▶ Exercise task:
Repeat the listing in full, preserving every character.

▶ The input:
§ §
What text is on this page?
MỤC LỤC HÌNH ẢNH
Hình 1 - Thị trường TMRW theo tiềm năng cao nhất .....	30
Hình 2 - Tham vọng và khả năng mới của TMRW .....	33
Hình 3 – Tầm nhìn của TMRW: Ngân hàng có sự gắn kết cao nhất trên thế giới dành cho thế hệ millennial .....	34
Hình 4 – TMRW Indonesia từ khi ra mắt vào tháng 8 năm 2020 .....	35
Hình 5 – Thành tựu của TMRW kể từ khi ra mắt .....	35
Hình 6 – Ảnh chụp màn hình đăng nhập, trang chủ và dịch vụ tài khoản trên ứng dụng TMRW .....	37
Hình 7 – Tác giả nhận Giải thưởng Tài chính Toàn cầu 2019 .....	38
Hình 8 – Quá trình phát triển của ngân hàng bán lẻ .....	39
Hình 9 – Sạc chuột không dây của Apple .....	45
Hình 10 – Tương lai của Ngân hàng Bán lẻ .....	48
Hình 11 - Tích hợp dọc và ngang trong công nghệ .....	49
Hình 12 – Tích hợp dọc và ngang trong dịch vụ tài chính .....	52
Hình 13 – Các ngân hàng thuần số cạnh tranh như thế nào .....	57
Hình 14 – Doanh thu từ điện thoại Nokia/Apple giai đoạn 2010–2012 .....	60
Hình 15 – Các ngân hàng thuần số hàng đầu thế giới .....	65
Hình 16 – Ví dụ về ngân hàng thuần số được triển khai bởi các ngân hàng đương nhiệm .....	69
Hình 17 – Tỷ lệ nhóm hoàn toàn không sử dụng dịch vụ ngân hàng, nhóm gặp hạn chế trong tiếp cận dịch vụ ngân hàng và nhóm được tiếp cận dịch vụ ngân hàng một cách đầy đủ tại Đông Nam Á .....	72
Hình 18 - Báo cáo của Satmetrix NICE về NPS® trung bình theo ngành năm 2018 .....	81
§ §
▶ Completed task:
What text is on this page?
MỤC LỤC HÌNH ẢNH
Hình 1 - Thị trường TMRW theo tiềm năng cao nhất .....	30
Hình 2 - Tham vọng và khả năng mới của TMRW .....	33
Hình 3 – Tầm nhìn của TMRW: Ngân hàng có sự gắn kết cao nhất trên thế giới dành cho thế hệ millennial .....	34
Hình 4 – TMRW Indonesia từ khi ra mắt vào tháng 8 năm 2020 .....	35
Hình 5 – Thành tựu của TMRW kể từ khi ra mắt .....	35
Hình 6 – Ảnh chụp màn hình đăng nhập, trang chủ và dịch vụ tài khoản trên ứng dụng TMRW .....	37
Hình 7 – Tác giả nhận Giải thưởng Tài chính Toàn cầu 2019 .....	38
Hình 8 – Quá trình phát triển của ngân hàng bán lẻ .....	39
Hình 9 – Sạc chuột không dây của Apple .....	45
Hình 10 – Tương lai của Ngân hàng Bán lẻ .....	48
Hình 11 - Tích hợp dọc và ngang trong công nghệ .....	49
Hình 12 – Tích hợp dọc và ngang trong dịch vụ tài chính .....	52
Hình 13 – Các ngân hàng thuần số cạnh tranh như thế nào .....	57
Hình 14 – Doanh thu từ điện thoại Nokia/Apple giai đoạn 2010–2012 .....	60
Hình 15 – Các ngân hàng thuần số hàng đầu thế giới .....	65
Hình 16 – Ví dụ về ngân hàng thuần số được triển khai bởi các ngân hàng đương nhiệm .....	69
Hình 17 – Tỷ lệ nhóm hoàn toàn không sử dụng dịch vụ ngân hàng, nhóm gặp hạn chế trong tiếp cận dịch vụ ngân hàng và nhóm được tiếp cận dịch vụ ngân hàng một cách đầy đủ tại Đông Nam Á .....	72
Hình 18 - Báo cáo của Satmetrix NICE về NPS® trung bình theo ngành năm 2018 .....	81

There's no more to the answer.